──────── Given records ────────

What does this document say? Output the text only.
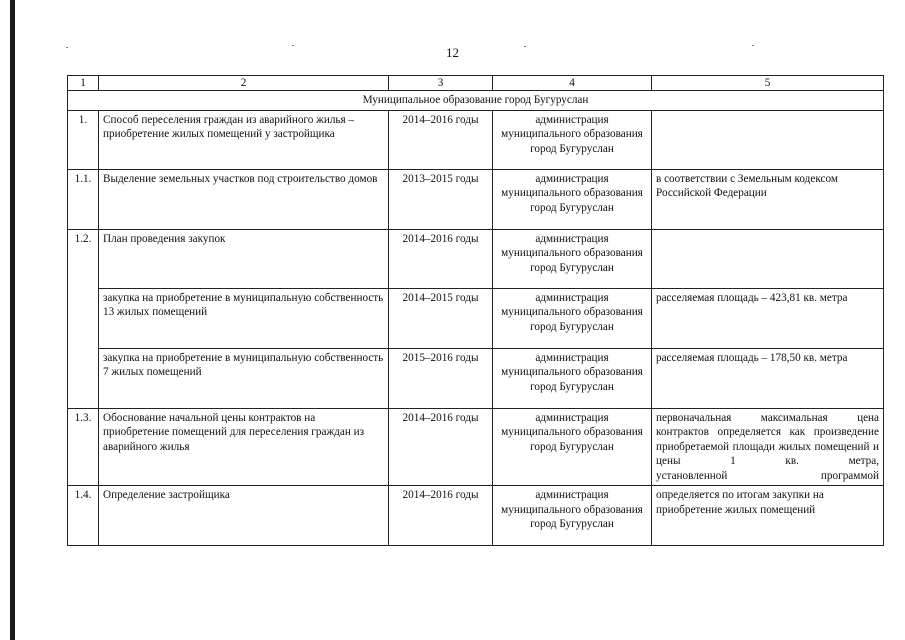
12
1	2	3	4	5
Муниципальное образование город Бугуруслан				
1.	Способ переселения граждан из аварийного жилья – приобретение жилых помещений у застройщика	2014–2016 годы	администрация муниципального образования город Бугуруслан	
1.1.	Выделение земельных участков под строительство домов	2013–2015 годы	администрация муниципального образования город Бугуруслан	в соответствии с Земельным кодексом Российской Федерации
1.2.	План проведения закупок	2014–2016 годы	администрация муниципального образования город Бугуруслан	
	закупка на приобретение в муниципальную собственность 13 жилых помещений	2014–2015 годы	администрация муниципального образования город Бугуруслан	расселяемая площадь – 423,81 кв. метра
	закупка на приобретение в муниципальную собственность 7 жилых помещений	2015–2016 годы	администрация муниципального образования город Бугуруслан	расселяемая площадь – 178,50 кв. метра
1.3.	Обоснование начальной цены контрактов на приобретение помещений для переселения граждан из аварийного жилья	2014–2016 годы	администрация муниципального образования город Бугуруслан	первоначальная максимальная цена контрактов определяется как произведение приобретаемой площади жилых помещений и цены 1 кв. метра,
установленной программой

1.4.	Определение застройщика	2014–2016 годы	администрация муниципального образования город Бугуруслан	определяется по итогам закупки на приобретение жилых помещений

────────

**Task to complete:**
Lines from the records above that hold "образования" are the ones to list.

**Exercise output:**
1.	Способ переселения граждан из аварийного жилья – приобретение жилых помещений у застройщика	2014–2016 годы	администрация муниципального образования город Бугуруслан	
1.1.	Выделение земельных участков под строительство домов	2013–2015 годы	администрация муниципального образования город Бугуруслан	в соответствии с Земельным кодексом Российской Федерации
1.2.	План проведения закупок	2014–2016 годы	администрация муниципального образования город Бугуруслан	
	закупка на приобретение в муниципальную собственность 13 жилых помещений	2014–2015 годы	администрация муниципального образования город Бугуруслан	расселяемая площадь – 423,81 кв. метра
	закупка на приобретение в муниципальную собственность 7 жилых помещений	2015–2016 годы	администрация муниципального образования город Бугуруслан	расселяемая площадь – 178,50 кв. метра
1.3.	Обоснование начальной цены контрактов на приобретение помещений для переселения граждан из аварийного жилья	2014–2016 годы	администрация муниципального образования город Бугуруслан	первоначальная максимальная цена контрактов определяется как произведение приобретаемой площади жилых помещений и цены 1 кв. метра,
1.4.	Определение застройщика	2014–2016 годы	администрация муниципального образования город Бугуруслан	определяется по итогам закупки на приобретение жилых помещений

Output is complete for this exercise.